#### [AUSZUG DER SEITE]
Bitte recht freundlich, Sie werden überwacht!

Von Marie-Françoise Lefèvre


Mit dem Thema Sicherheit, das gerade äußerst aktuell ist, sind die Wissenschaften und ihre Anwendungen stark gefordert. Jede neue Vorrichtung, die auf den Markt kommt, strotzt nur so vor technologischen Innovationen: Mikrochips, Bewegungssensoren, biometrische Erkennung. Die Liste ist lang. Aber wie funktionieren denn nun diese Geräte und Vorrichtungen, die uns auf Schritt und Tritt überwachen können?


Allein 2007 wurden weltweit rund 1,7 Milliarden RFID-Chips - Radio Frequency Identification Device - verkauft und der Sektor konnte in drei Jahren einen Zuwachs von 330% verbuchen. Dieses elektronische Etikett ist so konzipiert, dass es jeder Sende-Empfangs-Station, die es aktiviert, über eine Funkfrequenz alle gespeicherten Daten übermittelt. Der Silizium-Chip ist zusammen mit einer spiralförmig angeordneten Antenne in eine selbstklebende Trägerfolie integriert und das Ganze ist nicht einmal einen Millimeter dick. Klein genug also, um unauffällig in Verpackungen und Ausweisdokumenten platziert, in Kleidungsstücken versteckt oder sogar unter der Haut eingepflanzt zu werden.

Der RFID-Chip funktioniert autonom und erhält die benötigte Energie normalerweise über die vom Sende-Empfangs-Gerät ausgestrahlten Wellen, welche die auf dem Chip befindlichen Daten abrufen. Seine Möglichkeiten sind abhängig von den für seine Funktion eingesetzten Frequenzen. Werden diese erhöht, lassen sich mehr Daten übertragen. Zwischen 125 und 135 kHz enthält der Chip lediglich einen einfachen Code, der zum Verfolgen von Lebensmitteln, Identifizieren von Tieren oder als elektronischer Schlüssel für schlosslose Systeme dient, wobei der Erkennungsradius 150 cm beträgt. Bei höheren Frequenzen von rund 13.56 MHz können auch biometrische Daten gespeichert werden, damit eine doppelte Prüfung ermöglicht wird. Dieser RFID-Typ wird bei Zugangsausweisen für sensible Bereiche eingesetzt. Ultrahochfrequente RFID - bis zu 3 GHz - schließlich haben eine Reichweite von mehreren Dutzend bis Hunderten von Metern, sodass der Standort der damit ausgestatteten Produkte oder Personen ermittelt bzw. deren Bewegungen verfolgt werden können. Hier ist es jedoch schwieriger, die Energieautonomie zu gewährleisten.


Who's who?

#### [ZU VERWENDENDE DATEN]

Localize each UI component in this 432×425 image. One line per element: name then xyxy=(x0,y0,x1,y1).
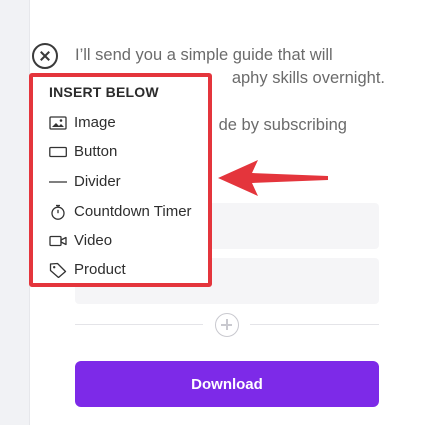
tag-icon xyxy=(49,262,67,278)
menu-item-image[interactable]: Image xyxy=(33,108,208,137)
button-icon xyxy=(49,146,67,158)
menu-item-video[interactable]: Video xyxy=(33,226,208,255)
menu-item-button[interactable]: Button xyxy=(33,137,208,166)
menu-item-label: Countdown Timer xyxy=(74,203,192,220)
add-block-button[interactable] xyxy=(215,313,239,337)
menu-item-label: Image xyxy=(74,114,116,131)
stopwatch-icon xyxy=(51,204,65,220)
left-sidebar-strip xyxy=(0,0,30,425)
insert-below-menu: INSERT BELOW Image Button Divider Countd… xyxy=(29,73,212,287)
close-icon[interactable] xyxy=(32,43,58,69)
menu-item-label: Divider xyxy=(74,173,121,190)
section-divider-right xyxy=(250,324,379,325)
menu-item-label: Button xyxy=(74,143,118,160)
red-arrow-annotation xyxy=(218,160,328,196)
menu-item-countdown-timer[interactable]: Countdown Timer xyxy=(33,197,208,226)
video-camera-icon xyxy=(49,235,67,247)
download-button[interactable]: Download xyxy=(75,361,379,407)
image-icon xyxy=(49,116,67,130)
divider-icon xyxy=(49,181,67,183)
menu-item-product[interactable]: Product xyxy=(33,255,208,284)
menu-item-label: Product xyxy=(74,261,126,278)
menu-item-divider[interactable]: Divider xyxy=(33,167,208,196)
body-text-line-1: I’ll send you a simple guide that will xyxy=(75,46,333,64)
section-divider-left xyxy=(75,324,203,325)
insert-menu-title: INSERT BELOW xyxy=(49,84,159,100)
menu-item-label: Video xyxy=(74,232,113,249)
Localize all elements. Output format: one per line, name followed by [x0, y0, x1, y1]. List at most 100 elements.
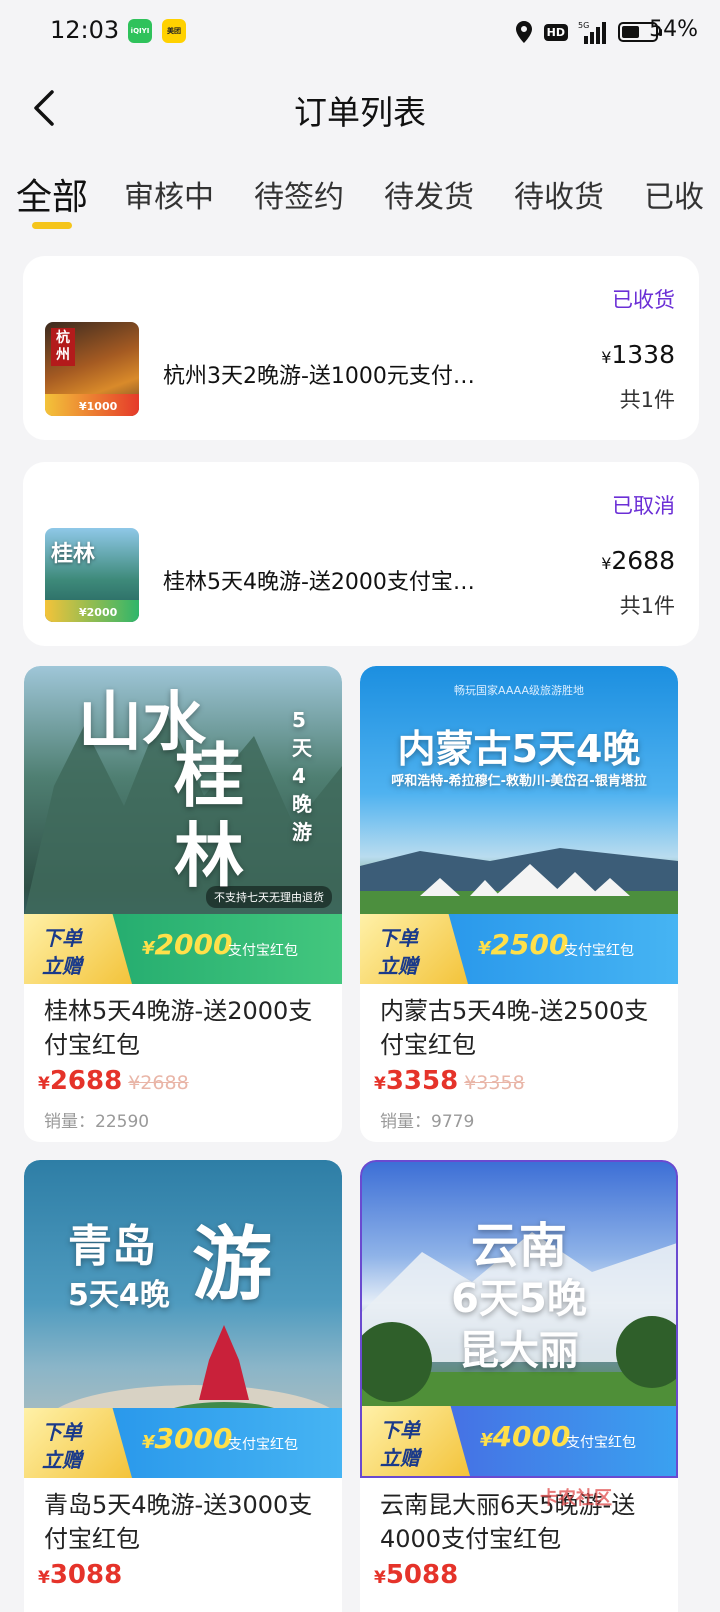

#### [AUFGABEN IM ÜBERBLICK]
1. Ändern Sie im Auszug über Überwachungstechnik den Abschnitt von „Mit dem Thema“ bis einschließlich „Tritt überwachen können?“, indem Sie „Mikrochips“ durch „Computerchips“ ersetzen, und geben Sie ihn so wieder.
2. Entnehmen Sie den obigen Datensätzen sämtliche Zeilen und geben Sie diese wortgetreu wieder. Lassen Sie die Bilder dabei weg.

#### [LÖSUNGEN DER AUFGABEN]
1.
Mit dem Thema Sicherheit, das gerade äußerst aktuell ist, sind die Wissenschaften und ihre Anwendungen stark gefordert. Jede neue Vorrichtung, die auf den Markt kommt, strotzt nur so vor technologischen Innovationen: Computerchips, Bewegungssensoren, biometrische Erkennung. Die Liste ist lang. Aber wie funktionieren denn nun diese Geräte und Vorrichtungen, die uns auf Schritt und Tritt überwachen können?

2.
Localize each UI component in this 432×425 image. One line per element: name then xyxy=(x0,y0,x1,y1).
tag-icon xyxy=(49,262,67,278)
menu-item-image[interactable]: Image xyxy=(33,108,208,137)
button-icon xyxy=(49,146,67,158)
menu-item-video[interactable]: Video xyxy=(33,226,208,255)
menu-item-button[interactable]: Button xyxy=(33,137,208,166)
menu-item-label: Countdown Timer xyxy=(74,203,192,220)
add-block-button[interactable] xyxy=(215,313,239,337)
menu-item-label: Image xyxy=(74,114,116,131)
stopwatch-icon xyxy=(51,204,65,220)
left-sidebar-strip xyxy=(0,0,30,425)
insert-below-menu: INSERT BELOW Image Button Divider Countd… xyxy=(29,73,212,287)
close-icon[interactable] xyxy=(32,43,58,69)
menu-item-label: Divider xyxy=(74,173,121,190)
section-divider-right xyxy=(250,324,379,325)
menu-item-label: Button xyxy=(74,143,118,160)
red-arrow-annotation xyxy=(218,160,328,196)
menu-item-countdown-timer[interactable]: Countdown Timer xyxy=(33,197,208,226)
video-camera-icon xyxy=(49,235,67,247)
download-button[interactable]: Download xyxy=(75,361,379,407)
image-icon xyxy=(49,116,67,130)
divider-icon xyxy=(49,181,67,183)
menu-item-product[interactable]: Product xyxy=(33,255,208,284)
menu-item-label: Product xyxy=(74,261,126,278)
menu-item-divider[interactable]: Divider xyxy=(33,167,208,196)
body-text-line-1: I’ll send you a simple guide that will xyxy=(75,46,333,64)
section-divider-left xyxy=(75,324,203,325)
insert-menu-title: INSERT BELOW xyxy=(49,84,159,100)
menu-item-label: Video xyxy=(74,232,113,249)
Localize all elements. Output format: one per line, name followed by [x0, y0, x1, y1]. List at most 100 elements.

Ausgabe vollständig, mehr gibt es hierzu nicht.